== Task brief ==
Copy the line containing "What does this", then all lines after it up to and including the final line of the material, exactly and without additions.

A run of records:
__________

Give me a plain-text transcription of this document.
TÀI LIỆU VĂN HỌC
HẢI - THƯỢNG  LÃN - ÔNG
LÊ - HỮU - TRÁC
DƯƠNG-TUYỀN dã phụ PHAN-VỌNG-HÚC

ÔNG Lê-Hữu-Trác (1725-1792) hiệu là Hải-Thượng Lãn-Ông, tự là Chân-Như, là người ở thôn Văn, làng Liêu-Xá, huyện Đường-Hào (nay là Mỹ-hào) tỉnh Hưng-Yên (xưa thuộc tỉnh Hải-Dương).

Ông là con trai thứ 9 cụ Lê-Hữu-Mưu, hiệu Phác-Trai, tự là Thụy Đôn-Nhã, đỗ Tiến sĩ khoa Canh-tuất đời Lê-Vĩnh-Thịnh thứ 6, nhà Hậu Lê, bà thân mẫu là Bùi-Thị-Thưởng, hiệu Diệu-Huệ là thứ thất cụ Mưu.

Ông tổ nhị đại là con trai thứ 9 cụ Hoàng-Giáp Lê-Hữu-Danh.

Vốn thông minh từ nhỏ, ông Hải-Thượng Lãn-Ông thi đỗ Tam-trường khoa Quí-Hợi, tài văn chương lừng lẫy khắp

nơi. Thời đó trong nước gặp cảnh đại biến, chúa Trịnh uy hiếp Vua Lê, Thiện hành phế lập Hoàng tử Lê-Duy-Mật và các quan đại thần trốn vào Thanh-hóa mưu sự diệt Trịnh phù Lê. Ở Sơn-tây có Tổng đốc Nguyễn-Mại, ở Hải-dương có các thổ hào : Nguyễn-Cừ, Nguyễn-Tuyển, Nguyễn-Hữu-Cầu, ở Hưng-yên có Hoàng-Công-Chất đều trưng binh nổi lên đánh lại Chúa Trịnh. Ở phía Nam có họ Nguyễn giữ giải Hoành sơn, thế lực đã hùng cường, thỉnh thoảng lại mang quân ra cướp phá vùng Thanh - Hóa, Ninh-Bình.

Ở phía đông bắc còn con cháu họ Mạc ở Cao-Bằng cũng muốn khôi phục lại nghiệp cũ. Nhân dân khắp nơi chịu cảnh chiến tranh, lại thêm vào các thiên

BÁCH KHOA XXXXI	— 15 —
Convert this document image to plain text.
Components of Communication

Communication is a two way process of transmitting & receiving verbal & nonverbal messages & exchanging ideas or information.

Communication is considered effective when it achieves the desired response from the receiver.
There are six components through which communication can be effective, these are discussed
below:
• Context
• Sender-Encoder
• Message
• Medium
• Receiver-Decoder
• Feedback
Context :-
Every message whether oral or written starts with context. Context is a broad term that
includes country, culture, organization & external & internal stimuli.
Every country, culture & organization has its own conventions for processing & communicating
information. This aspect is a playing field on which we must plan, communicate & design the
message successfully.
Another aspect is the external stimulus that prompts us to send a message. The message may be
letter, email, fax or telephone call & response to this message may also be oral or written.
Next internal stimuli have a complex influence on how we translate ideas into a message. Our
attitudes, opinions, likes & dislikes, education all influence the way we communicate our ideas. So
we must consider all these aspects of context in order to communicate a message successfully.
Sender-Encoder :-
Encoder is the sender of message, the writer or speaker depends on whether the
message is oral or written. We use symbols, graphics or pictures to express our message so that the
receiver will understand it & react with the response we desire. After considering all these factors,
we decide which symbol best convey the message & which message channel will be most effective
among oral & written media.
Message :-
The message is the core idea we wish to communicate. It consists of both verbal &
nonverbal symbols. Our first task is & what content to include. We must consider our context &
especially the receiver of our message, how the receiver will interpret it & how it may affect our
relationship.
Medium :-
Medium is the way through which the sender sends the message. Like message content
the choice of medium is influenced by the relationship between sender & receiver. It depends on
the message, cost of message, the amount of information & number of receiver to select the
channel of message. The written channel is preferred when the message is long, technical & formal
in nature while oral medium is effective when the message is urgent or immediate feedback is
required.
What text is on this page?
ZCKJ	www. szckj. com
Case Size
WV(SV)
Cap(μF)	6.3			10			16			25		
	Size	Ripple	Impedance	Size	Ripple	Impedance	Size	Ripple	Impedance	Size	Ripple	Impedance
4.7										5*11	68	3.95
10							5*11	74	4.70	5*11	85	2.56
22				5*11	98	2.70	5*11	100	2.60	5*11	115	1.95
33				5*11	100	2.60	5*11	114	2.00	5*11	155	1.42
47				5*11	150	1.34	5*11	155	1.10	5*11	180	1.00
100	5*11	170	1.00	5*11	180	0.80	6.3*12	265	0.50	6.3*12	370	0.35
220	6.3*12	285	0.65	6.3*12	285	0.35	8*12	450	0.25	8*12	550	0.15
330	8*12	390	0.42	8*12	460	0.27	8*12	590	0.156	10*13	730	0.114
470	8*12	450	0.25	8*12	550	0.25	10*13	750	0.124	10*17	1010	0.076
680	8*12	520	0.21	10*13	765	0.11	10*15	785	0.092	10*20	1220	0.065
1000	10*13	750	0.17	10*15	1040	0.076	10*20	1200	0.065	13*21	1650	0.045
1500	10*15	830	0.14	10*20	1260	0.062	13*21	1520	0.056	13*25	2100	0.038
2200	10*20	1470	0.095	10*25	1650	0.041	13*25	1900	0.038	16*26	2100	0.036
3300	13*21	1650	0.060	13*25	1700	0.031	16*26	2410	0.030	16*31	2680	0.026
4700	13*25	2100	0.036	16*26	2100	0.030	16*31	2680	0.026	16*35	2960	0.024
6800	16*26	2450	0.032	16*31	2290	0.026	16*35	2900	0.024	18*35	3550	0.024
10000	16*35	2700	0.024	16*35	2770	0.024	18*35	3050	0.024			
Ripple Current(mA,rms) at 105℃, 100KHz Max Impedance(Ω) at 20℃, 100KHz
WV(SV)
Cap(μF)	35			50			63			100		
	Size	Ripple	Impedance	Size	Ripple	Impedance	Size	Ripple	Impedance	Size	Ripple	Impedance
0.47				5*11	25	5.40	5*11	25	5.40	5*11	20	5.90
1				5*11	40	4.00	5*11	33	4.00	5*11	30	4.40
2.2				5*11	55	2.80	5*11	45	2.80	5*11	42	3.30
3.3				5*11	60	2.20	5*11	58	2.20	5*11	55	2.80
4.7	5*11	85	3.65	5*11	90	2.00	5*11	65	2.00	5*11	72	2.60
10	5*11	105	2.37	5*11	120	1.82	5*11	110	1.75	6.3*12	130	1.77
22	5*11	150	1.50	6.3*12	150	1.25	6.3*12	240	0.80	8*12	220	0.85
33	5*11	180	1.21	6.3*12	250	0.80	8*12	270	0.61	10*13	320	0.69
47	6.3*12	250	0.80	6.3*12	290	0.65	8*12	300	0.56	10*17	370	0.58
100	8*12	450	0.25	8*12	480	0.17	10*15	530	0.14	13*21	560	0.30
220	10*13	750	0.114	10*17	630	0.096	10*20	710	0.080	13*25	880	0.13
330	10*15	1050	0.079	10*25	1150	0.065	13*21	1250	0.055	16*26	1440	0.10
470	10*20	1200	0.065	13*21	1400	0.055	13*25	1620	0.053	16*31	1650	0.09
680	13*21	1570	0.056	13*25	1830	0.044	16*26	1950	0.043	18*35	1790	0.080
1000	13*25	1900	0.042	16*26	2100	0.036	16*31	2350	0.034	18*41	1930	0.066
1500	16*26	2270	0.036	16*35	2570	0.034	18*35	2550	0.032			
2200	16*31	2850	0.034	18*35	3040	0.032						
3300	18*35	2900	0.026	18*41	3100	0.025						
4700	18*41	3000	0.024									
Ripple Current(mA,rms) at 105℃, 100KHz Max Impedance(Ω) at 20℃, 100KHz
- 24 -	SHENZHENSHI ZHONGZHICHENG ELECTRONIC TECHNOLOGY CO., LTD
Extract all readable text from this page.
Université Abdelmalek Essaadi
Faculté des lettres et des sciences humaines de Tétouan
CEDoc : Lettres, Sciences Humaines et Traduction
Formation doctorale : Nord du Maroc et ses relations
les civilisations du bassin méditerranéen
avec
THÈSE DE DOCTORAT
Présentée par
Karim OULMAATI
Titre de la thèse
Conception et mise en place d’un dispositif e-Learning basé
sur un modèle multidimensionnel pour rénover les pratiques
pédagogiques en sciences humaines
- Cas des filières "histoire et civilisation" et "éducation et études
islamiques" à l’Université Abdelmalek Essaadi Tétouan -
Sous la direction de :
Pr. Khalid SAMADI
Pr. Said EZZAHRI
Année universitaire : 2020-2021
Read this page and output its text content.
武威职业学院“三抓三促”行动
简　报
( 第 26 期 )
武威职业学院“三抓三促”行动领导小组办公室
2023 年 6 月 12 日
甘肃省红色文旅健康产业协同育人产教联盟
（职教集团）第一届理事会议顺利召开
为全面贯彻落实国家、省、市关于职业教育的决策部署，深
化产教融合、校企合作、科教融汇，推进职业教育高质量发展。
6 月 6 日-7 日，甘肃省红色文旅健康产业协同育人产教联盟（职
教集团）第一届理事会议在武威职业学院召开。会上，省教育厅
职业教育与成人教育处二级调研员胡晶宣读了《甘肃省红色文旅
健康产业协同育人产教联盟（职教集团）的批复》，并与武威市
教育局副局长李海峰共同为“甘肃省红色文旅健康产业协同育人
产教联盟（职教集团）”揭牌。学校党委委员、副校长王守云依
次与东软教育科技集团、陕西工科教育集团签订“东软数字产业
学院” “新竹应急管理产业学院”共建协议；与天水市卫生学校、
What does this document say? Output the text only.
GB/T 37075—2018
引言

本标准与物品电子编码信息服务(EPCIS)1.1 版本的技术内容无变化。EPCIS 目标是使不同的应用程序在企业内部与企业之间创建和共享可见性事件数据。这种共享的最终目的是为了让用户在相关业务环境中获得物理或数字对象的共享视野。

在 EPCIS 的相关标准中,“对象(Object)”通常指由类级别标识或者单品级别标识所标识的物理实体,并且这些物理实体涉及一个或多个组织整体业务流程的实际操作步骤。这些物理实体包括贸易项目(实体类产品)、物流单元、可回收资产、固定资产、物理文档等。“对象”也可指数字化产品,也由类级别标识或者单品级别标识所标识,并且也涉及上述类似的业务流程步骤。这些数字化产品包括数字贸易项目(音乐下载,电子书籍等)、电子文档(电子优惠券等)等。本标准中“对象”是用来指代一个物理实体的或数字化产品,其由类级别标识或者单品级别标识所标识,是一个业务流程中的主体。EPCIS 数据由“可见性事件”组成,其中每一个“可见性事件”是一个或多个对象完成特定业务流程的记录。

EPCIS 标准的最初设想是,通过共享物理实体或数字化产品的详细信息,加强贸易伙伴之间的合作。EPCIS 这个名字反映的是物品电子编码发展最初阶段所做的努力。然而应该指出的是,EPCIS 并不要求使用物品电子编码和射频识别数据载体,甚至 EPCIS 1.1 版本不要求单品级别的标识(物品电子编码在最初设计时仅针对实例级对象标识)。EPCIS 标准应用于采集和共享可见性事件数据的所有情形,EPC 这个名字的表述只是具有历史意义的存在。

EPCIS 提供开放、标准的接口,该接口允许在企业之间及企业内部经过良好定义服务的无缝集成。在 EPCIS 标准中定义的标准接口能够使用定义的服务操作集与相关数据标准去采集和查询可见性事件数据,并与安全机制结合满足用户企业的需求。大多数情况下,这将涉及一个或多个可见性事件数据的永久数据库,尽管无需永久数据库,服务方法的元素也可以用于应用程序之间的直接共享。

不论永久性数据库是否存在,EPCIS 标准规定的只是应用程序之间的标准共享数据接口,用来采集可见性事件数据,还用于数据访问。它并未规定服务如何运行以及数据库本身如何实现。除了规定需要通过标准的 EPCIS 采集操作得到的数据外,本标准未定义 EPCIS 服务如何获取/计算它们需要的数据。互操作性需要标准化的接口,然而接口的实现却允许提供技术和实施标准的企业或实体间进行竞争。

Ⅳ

__________

== Answer to this problem ==
What does this document say? Output the text only.
GB/T 37075—2018
引言

本标准与物品电子编码信息服务(EPCIS)1.1 版本的技术内容无变化。EPCIS 目标是使不同的应用程序在企业内部与企业之间创建和共享可见性事件数据。这种共享的最终目的是为了让用户在相关业务环境中获得物理或数字对象的共享视野。

在 EPCIS 的相关标准中,“对象(Object)”通常指由类级别标识或者单品级别标识所标识的物理实体,并且这些物理实体涉及一个或多个组织整体业务流程的实际操作步骤。这些物理实体包括贸易项目(实体类产品)、物流单元、可回收资产、固定资产、物理文档等。“对象”也可指数字化产品,也由类级别标识或者单品级别标识所标识,并且也涉及上述类似的业务流程步骤。这些数字化产品包括数字贸易项目(音乐下载,电子书籍等)、电子文档(电子优惠券等)等。本标准中“对象”是用来指代一个物理实体的或数字化产品,其由类级别标识或者单品级别标识所标识,是一个业务流程中的主体。EPCIS 数据由“可见性事件”组成,其中每一个“可见性事件”是一个或多个对象完成特定业务流程的记录。

EPCIS 标准的最初设想是,通过共享物理实体或数字化产品的详细信息,加强贸易伙伴之间的合作。EPCIS 这个名字反映的是物品电子编码发展最初阶段所做的努力。然而应该指出的是,EPCIS 并不要求使用物品电子编码和射频识别数据载体,甚至 EPCIS 1.1 版本不要求单品级别的标识(物品电子编码在最初设计时仅针对实例级对象标识)。EPCIS 标准应用于采集和共享可见性事件数据的所有情形,EPC 这个名字的表述只是具有历史意义的存在。

EPCIS 提供开放、标准的接口,该接口允许在企业之间及企业内部经过良好定义服务的无缝集成。在 EPCIS 标准中定义的标准接口能够使用定义的服务操作集与相关数据标准去采集和查询可见性事件数据,并与安全机制结合满足用户企业的需求。大多数情况下,这将涉及一个或多个可见性事件数据的永久数据库,尽管无需永久数据库,服务方法的元素也可以用于应用程序之间的直接共享。

不论永久性数据库是否存在,EPCIS 标准规定的只是应用程序之间的标准共享数据接口,用来采集可见性事件数据,还用于数据访问。它并未规定服务如何运行以及数据库本身如何实现。除了规定需要通过标准的 EPCIS 采集操作得到的数据外,本标准未定义 EPCIS 服务如何获取/计算它们需要的数据。互操作性需要标准化的接口,然而接口的实现却允许提供技术和实施标准的企业或实体间进行竞争。

Ⅳ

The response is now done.